>> START

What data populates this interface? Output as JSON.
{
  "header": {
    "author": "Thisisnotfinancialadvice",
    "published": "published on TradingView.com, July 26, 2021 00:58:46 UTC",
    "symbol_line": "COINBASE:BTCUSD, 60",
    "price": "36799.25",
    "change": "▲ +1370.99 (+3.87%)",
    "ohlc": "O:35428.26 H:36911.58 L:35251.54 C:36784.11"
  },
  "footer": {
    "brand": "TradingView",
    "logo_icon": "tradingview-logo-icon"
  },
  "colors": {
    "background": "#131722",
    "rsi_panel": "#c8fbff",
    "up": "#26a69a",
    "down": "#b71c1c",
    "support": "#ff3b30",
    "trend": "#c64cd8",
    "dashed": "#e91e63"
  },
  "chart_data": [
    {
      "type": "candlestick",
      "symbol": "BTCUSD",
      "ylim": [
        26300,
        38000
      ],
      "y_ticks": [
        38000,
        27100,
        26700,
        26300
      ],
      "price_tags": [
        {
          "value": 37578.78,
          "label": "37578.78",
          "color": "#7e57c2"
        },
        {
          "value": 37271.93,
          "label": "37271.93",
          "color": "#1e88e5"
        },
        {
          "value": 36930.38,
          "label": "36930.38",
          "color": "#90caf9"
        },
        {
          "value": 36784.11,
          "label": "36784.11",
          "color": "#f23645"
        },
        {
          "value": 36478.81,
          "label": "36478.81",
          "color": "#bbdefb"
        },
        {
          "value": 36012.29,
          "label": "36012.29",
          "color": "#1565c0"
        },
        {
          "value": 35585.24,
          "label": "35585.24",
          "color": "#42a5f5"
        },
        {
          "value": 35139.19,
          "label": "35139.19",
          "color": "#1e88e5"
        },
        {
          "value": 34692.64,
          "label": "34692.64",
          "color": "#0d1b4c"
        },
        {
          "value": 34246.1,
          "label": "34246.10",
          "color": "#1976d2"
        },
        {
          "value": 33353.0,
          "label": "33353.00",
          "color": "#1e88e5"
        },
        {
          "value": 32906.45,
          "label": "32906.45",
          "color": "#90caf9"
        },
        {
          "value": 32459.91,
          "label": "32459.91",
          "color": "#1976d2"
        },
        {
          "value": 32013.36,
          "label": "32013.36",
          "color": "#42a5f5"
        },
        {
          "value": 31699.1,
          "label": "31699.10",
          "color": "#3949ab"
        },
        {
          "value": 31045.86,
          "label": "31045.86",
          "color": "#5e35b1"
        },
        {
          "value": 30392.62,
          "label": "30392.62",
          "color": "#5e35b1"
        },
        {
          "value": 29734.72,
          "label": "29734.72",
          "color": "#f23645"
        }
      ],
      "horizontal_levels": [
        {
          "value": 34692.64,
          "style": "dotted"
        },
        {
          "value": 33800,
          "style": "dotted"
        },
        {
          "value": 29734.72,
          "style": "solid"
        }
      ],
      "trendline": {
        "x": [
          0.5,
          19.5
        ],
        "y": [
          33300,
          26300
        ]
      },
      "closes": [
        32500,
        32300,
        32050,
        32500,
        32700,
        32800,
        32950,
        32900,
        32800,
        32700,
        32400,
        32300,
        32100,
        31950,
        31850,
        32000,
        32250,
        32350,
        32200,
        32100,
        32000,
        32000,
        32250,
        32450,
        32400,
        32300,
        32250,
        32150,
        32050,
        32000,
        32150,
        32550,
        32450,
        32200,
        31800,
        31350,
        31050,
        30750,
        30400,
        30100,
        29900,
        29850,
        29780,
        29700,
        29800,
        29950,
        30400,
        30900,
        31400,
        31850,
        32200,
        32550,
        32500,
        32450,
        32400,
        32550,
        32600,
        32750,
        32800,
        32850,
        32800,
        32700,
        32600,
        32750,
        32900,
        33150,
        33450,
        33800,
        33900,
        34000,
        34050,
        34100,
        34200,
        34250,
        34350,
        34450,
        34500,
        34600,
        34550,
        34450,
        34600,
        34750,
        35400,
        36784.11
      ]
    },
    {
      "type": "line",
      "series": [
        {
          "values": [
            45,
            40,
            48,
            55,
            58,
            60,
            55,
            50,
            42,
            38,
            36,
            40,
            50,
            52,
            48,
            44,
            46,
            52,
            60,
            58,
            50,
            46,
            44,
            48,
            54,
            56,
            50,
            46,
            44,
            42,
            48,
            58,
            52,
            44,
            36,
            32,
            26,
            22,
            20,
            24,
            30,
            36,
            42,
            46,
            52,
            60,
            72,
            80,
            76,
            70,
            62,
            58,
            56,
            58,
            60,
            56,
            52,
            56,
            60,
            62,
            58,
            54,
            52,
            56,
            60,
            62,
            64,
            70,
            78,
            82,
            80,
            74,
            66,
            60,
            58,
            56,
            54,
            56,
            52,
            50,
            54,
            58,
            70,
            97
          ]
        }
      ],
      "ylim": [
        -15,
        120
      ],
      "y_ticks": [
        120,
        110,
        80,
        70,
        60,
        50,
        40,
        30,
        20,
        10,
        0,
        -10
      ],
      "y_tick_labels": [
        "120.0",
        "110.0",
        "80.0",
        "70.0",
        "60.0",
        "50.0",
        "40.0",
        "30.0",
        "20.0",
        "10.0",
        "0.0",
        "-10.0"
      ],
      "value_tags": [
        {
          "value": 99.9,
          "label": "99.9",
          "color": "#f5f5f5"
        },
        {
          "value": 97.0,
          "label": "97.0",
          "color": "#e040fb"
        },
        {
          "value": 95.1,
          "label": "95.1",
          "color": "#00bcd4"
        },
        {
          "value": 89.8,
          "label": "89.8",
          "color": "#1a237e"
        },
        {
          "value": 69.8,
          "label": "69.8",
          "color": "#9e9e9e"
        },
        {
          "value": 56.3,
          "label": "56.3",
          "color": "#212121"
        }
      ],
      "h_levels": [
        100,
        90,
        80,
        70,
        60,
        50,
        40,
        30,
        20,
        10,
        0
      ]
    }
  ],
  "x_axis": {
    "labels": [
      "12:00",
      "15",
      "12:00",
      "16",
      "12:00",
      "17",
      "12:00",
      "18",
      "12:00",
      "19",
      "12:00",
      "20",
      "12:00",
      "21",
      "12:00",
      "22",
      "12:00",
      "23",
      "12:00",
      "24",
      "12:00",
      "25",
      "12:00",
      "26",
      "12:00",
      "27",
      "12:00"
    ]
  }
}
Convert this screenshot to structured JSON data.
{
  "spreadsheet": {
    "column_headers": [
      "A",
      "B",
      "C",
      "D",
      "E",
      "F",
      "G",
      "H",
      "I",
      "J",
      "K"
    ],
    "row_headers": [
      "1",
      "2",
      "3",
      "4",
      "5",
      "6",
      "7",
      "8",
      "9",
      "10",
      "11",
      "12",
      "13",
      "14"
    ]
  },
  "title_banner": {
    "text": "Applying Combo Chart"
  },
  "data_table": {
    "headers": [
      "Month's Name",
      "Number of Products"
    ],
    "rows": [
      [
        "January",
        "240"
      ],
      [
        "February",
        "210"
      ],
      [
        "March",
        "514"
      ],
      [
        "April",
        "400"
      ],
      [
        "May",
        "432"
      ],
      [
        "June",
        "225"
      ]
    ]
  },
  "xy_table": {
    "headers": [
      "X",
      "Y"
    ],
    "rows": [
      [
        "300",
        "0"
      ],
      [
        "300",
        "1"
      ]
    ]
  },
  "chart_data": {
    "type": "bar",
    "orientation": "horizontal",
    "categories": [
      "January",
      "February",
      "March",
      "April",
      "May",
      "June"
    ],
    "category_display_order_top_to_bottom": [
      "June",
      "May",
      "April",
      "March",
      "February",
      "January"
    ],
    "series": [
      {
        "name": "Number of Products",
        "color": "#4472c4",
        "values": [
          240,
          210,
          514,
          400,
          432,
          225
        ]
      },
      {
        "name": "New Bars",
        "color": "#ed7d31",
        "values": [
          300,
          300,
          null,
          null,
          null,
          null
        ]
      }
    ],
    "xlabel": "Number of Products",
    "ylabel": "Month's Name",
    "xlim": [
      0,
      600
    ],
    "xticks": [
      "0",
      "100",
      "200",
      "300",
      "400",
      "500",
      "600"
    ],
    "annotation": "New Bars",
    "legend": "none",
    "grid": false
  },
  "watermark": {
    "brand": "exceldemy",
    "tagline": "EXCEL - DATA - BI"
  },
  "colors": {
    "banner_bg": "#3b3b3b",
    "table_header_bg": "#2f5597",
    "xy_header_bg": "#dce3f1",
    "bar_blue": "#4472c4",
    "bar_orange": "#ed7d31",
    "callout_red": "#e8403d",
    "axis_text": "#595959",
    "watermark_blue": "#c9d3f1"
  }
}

>> END

- _WHAT THE TASK ASKS_
Find how many lines in the listing contain the word "Products" and give that count alone.

- _EXERCISE RESULT_
3